(PROMPT): Could you give back the part of the entries that opens with the line containing "0, 64, 405]" and closes with the line containing "314, 572, 328]", switching "principle" to "rationale" and leaving everything else unchanged?

%%

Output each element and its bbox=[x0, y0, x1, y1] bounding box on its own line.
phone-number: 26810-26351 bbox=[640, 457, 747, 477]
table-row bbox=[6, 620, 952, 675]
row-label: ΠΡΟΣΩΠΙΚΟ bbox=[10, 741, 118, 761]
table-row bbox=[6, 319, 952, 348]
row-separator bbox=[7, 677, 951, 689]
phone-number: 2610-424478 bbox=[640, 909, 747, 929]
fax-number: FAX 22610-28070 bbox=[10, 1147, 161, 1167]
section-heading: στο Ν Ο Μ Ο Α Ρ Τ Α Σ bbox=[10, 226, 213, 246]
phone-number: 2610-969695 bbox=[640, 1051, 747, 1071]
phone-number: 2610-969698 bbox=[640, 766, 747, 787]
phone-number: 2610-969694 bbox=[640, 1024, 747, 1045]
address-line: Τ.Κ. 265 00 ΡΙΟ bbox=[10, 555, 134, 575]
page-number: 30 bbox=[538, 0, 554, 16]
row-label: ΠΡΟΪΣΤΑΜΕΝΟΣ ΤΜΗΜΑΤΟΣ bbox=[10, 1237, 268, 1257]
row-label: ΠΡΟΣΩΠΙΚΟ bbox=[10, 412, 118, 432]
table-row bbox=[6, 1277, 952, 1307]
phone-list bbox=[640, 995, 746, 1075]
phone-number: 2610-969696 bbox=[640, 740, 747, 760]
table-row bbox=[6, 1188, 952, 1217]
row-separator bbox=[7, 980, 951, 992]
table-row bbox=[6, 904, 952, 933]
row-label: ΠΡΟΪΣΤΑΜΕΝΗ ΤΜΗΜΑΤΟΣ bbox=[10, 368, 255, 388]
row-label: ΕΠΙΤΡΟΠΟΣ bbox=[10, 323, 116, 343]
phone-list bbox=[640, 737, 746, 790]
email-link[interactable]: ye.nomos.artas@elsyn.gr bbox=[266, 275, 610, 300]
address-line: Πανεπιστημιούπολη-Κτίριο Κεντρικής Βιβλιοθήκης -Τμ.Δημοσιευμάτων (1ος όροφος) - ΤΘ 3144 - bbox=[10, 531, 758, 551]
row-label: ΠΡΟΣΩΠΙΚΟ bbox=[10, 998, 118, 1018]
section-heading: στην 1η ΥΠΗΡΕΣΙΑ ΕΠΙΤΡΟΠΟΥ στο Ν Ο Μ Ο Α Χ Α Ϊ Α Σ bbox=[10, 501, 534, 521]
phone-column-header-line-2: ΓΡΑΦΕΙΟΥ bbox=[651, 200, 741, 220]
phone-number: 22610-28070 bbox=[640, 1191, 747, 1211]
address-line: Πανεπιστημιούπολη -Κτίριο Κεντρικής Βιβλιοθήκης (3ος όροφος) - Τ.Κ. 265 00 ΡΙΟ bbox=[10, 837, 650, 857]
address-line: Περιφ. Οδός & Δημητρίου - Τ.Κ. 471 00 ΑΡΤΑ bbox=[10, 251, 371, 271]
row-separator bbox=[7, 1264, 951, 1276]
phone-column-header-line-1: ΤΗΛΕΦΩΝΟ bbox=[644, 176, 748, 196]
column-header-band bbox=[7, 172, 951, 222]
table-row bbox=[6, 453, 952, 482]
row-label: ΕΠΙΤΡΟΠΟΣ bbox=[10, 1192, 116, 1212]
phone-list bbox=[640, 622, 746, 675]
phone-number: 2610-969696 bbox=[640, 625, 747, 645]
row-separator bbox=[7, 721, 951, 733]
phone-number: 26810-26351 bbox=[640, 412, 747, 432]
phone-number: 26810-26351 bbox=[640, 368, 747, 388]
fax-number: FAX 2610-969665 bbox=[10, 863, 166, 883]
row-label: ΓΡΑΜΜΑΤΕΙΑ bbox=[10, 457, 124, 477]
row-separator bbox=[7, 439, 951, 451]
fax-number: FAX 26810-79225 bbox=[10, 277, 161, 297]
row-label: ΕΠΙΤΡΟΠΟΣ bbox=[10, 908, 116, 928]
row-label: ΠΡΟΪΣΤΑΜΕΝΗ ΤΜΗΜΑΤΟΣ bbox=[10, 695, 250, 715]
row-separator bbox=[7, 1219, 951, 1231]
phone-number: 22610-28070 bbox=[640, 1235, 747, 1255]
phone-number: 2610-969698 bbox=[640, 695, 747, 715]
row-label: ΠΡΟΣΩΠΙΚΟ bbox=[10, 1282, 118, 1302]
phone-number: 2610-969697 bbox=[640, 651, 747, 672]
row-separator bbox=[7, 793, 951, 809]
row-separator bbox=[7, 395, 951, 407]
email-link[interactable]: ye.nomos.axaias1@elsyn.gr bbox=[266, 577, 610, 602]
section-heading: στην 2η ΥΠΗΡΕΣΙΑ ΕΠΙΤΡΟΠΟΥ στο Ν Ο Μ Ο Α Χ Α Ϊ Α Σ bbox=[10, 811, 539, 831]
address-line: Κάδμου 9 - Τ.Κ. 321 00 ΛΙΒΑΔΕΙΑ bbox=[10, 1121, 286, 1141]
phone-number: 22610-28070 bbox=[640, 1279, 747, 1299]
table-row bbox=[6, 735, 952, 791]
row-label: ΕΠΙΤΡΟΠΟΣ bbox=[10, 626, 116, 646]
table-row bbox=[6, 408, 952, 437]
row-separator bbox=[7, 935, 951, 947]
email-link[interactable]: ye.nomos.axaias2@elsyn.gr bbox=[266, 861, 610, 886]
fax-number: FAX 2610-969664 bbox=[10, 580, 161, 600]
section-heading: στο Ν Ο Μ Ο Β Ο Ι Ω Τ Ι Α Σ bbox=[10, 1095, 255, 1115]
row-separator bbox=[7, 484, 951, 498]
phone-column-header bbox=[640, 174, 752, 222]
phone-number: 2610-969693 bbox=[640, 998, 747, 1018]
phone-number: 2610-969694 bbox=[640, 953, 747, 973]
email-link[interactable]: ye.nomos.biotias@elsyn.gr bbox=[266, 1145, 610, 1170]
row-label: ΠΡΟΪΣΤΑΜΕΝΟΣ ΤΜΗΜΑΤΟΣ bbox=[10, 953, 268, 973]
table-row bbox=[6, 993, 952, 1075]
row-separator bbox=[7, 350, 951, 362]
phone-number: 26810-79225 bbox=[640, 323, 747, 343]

%%
%%

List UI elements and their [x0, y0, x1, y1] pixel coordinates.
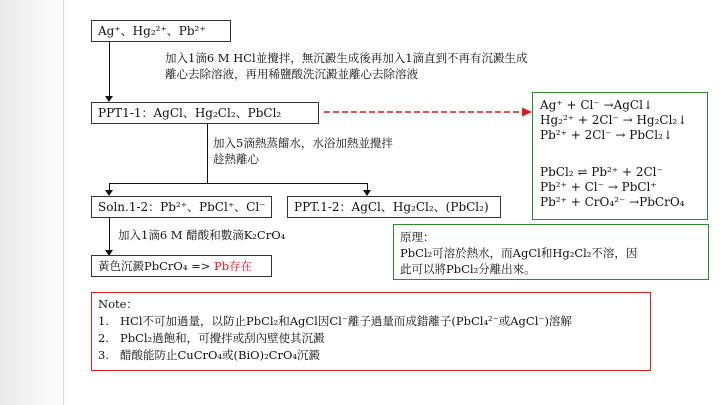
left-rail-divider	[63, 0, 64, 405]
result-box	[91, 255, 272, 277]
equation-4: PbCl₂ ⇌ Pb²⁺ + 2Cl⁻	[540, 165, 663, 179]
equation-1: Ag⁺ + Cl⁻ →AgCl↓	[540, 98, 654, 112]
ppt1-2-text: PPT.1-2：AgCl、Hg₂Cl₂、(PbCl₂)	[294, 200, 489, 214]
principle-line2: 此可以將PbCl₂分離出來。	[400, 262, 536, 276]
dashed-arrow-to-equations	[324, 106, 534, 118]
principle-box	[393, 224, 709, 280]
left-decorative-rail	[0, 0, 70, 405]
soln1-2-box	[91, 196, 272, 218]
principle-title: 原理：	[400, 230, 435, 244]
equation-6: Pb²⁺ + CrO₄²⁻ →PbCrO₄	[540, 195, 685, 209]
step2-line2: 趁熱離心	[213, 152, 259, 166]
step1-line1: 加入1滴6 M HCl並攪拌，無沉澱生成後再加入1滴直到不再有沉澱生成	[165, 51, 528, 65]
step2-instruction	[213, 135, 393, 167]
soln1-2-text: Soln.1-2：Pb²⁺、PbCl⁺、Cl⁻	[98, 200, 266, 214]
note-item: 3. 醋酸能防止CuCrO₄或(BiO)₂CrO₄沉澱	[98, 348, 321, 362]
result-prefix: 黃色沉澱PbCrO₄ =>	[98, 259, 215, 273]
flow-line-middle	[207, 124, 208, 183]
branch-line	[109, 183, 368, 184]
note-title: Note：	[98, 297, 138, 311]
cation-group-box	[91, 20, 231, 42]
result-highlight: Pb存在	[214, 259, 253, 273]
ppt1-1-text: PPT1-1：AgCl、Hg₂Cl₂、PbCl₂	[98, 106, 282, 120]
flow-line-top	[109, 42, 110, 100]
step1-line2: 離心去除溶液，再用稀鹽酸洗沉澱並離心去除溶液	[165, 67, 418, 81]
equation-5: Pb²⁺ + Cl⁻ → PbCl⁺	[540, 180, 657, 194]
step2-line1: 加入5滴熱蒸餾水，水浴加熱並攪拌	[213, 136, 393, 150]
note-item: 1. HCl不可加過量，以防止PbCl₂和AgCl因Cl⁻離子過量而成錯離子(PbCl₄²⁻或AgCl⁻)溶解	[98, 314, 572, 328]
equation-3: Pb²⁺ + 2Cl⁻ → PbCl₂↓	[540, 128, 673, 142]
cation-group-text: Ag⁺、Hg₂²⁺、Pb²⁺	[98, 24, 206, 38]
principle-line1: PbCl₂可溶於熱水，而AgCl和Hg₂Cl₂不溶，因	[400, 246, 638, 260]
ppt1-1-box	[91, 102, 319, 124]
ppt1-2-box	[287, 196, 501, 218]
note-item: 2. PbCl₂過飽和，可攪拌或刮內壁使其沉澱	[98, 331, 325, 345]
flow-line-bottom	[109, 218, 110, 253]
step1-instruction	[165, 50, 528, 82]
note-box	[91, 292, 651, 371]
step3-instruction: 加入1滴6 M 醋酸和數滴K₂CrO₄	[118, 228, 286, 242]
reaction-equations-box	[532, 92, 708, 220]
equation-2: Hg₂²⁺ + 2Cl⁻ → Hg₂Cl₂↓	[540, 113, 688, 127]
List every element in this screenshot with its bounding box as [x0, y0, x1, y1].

%%

(RESULT OF THE TASK):
left-rail-divider	[63, 0, 64, 405]
result-box	[91, 255, 272, 277]
equation-4: PbCl₂ ⇌ Pb²⁺ + 2Cl⁻	[540, 165, 663, 179]
equation-1: Ag⁺ + Cl⁻ →AgCl↓	[540, 98, 654, 112]
ppt1-2-text: PPT.1-2：AgCl、Hg₂Cl₂、(PbCl₂)	[294, 200, 489, 214]
rationale-line2: 此可以將PbCl₂分離出來。	[400, 262, 536, 276]
dashed-arrow-to-equations	[324, 106, 534, 118]
rationale-box	[393, 224, 709, 280]
left-decorative-rail	[0, 0, 70, 405]
soln1-2-box	[91, 196, 272, 218]
rationale-title: 原理：	[400, 230, 435, 244]
equation-6: Pb²⁺ + CrO₄²⁻ →PbCrO₄	[540, 195, 685, 209]
step2-line2: 趁熱離心	[213, 152, 259, 166]
step1-line1: 加入1滴6 M HCl並攪拌，無沉澱生成後再加入1滴直到不再有沉澱生成	[165, 51, 528, 65]
step2-instruction	[213, 135, 393, 167]
soln1-2-text: Soln.1-2：Pb²⁺、PbCl⁺、Cl⁻	[98, 200, 266, 214]
note-item: 3. 醋酸能防止CuCrO₄或(BiO)₂CrO₄沉澱	[98, 348, 321, 362]
result-prefix: 黃色沉澱PbCrO₄ =>	[98, 259, 215, 273]
flow-line-middle	[207, 124, 208, 183]
branch-line	[109, 183, 368, 184]
note-title: Note：	[98, 297, 138, 311]
cation-group-box	[91, 20, 231, 42]
result-highlight: Pb存在	[214, 259, 253, 273]
ppt1-1-text: PPT1-1：AgCl、Hg₂Cl₂、PbCl₂	[98, 106, 282, 120]
flow-line-top	[109, 42, 110, 100]
step1-line2: 離心去除溶液，再用稀鹽酸洗沉澱並離心去除溶液	[165, 67, 418, 81]
equation-5: Pb²⁺ + Cl⁻ → PbCl⁺	[540, 180, 657, 194]
step2-line1: 加入5滴熱蒸餾水，水浴加熱並攪拌	[213, 136, 393, 150]
note-item: 1. HCl不可加過量，以防止PbCl₂和AgCl因Cl⁻離子過量而成錯離子(PbCl₄²⁻或AgCl⁻)溶解	[98, 314, 572, 328]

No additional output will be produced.